**TASK STATEMENT:** Write out all the data again, exactly as it stands.

**Stored data entries:**
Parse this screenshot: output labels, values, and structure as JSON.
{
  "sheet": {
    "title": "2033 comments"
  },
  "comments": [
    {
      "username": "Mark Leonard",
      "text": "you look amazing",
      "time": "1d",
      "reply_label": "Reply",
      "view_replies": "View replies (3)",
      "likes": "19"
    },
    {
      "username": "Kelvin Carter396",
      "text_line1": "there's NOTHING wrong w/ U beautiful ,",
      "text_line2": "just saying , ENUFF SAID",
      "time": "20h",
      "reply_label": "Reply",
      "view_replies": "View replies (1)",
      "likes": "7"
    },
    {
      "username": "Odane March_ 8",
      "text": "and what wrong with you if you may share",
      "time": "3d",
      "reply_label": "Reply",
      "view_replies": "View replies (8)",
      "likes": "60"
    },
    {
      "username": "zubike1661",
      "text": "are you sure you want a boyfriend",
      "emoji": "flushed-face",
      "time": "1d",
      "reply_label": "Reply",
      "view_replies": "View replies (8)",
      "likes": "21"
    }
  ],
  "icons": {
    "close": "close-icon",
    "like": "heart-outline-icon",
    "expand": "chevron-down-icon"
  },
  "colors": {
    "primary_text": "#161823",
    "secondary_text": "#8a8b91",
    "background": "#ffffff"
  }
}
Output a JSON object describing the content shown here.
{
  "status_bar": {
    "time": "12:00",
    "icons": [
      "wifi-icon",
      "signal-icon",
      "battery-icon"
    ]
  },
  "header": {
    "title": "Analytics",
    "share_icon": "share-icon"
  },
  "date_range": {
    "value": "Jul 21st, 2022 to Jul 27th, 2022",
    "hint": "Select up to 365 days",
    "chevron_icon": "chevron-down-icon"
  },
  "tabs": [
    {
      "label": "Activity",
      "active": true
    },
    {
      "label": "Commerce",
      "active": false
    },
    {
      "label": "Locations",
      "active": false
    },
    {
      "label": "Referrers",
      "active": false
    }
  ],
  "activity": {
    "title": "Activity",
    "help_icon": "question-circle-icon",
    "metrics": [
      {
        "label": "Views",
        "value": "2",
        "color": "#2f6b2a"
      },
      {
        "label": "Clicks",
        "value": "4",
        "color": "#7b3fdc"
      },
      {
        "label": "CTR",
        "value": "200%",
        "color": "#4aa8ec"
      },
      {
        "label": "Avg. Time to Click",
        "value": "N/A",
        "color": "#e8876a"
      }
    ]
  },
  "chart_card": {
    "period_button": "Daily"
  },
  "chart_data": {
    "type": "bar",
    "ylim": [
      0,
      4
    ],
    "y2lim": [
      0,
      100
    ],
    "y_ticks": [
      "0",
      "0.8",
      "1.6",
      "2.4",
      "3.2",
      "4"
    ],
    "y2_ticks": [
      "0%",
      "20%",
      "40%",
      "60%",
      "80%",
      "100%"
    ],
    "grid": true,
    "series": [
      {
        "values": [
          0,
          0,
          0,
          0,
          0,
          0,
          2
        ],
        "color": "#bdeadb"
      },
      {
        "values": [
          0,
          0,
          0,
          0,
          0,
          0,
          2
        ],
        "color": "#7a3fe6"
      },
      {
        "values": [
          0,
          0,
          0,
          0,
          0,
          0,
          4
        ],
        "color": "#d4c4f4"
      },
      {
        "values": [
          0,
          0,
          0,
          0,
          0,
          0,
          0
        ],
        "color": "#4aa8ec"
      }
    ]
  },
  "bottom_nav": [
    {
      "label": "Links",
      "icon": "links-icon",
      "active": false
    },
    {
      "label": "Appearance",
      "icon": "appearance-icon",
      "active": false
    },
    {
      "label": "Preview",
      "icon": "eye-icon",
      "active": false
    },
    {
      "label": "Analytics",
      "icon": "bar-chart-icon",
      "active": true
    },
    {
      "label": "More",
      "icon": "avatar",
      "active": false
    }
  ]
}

**TASK SOLUTION:**
Parse this screenshot: output labels, values, and structure as JSON.
{
  "sheet": {
    "title": "2033 comments"
  },
  "comments": [
    {
      "username": "Mark Leonard",
      "text": "you look amazing",
      "time": "1d",
      "reply_label": "Reply",
      "view_replies": "View replies (3)",
      "likes": "19"
    },
    {
      "username": "Kelvin Carter396",
      "text_line1": "there's NOTHING wrong w/ U beautiful ,",
      "text_line2": "just saying , ENUFF SAID",
      "time": "20h",
      "reply_label": "Reply",
      "view_replies": "View replies (1)",
      "likes": "7"
    },
    {
      "username": "Odane March_ 8",
      "text": "and what wrong with you if you may share",
      "time": "3d",
      "reply_label": "Reply",
      "view_replies": "View replies (8)",
      "likes": "60"
    },
    {
      "username": "zubike1661",
      "text": "are you sure you want a boyfriend",
      "emoji": "flushed-face",
      "time": "1d",
      "reply_label": "Reply",
      "view_replies": "View replies (8)",
      "likes": "21"
    }
  ],
  "icons": {
    "close": "close-icon",
    "like": "heart-outline-icon",
    "expand": "chevron-down-icon"
  },
  "colors": {
    "primary_text": "#161823",
    "secondary_text": "#8a8b91",
    "background": "#ffffff"
  }
}
Output a JSON object describing the content shown here.
{
  "status_bar": {
    "time": "12:00",
    "icons": [
      "wifi-icon",
      "signal-icon",
      "battery-icon"
    ]
  },
  "header": {
    "title": "Analytics",
    "share_icon": "share-icon"
  },
  "date_range": {
    "value": "Jul 21st, 2022 to Jul 27th, 2022",
    "hint": "Select up to 365 days",
    "chevron_icon": "chevron-down-icon"
  },
  "tabs": [
    {
      "label": "Activity",
      "active": true
    },
    {
      "label": "Commerce",
      "active": false
    },
    {
      "label": "Locations",
      "active": false
    },
    {
      "label": "Referrers",
      "active": false
    }
  ],
  "activity": {
    "title": "Activity",
    "help_icon": "question-circle-icon",
    "metrics": [
      {
        "label": "Views",
        "value": "2",
        "color": "#2f6b2a"
      },
      {
        "label": "Clicks",
        "value": "4",
        "color": "#7b3fdc"
      },
      {
        "label": "CTR",
        "value": "200%",
        "color": "#4aa8ec"
      },
      {
        "label": "Avg. Time to Click",
        "value": "N/A",
        "color": "#e8876a"
      }
    ]
  },
  "chart_card": {
    "period_button": "Daily"
  },
  "chart_data": {
    "type": "bar",
    "ylim": [
      0,
      4
    ],
    "y2lim": [
      0,
      100
    ],
    "y_ticks": [
      "0",
      "0.8",
      "1.6",
      "2.4",
      "3.2",
      "4"
    ],
    "y2_ticks": [
      "0%",
      "20%",
      "40%",
      "60%",
      "80%",
      "100%"
    ],
    "grid": true,
    "series": [
      {
        "values": [
          0,
          0,
          0,
          0,
          0,
          0,
          2
        ],
        "color": "#bdeadb"
      },
      {
        "values": [
          0,
          0,
          0,
          0,
          0,
          0,
          2
        ],
        "color": "#7a3fe6"
      },
      {
        "values": [
          0,
          0,
          0,
          0,
          0,
          0,
          4
        ],
        "color": "#d4c4f4"
      },
      {
        "values": [
          0,
          0,
          0,
          0,
          0,
          0,
          0
        ],
        "color": "#4aa8ec"
      }
    ]
  },
  "bottom_nav": [
    {
      "label": "Links",
      "icon": "links-icon",
      "active": false
    },
    {
      "label": "Appearance",
      "icon": "appearance-icon",
      "active": false
    },
    {
      "label": "Preview",
      "icon": "eye-icon",
      "active": false
    },
    {
      "label": "Analytics",
      "icon": "bar-chart-icon",
      "active": true
    },
    {
      "label": "More",
      "icon": "avatar",
      "active": false
    }
  ]
}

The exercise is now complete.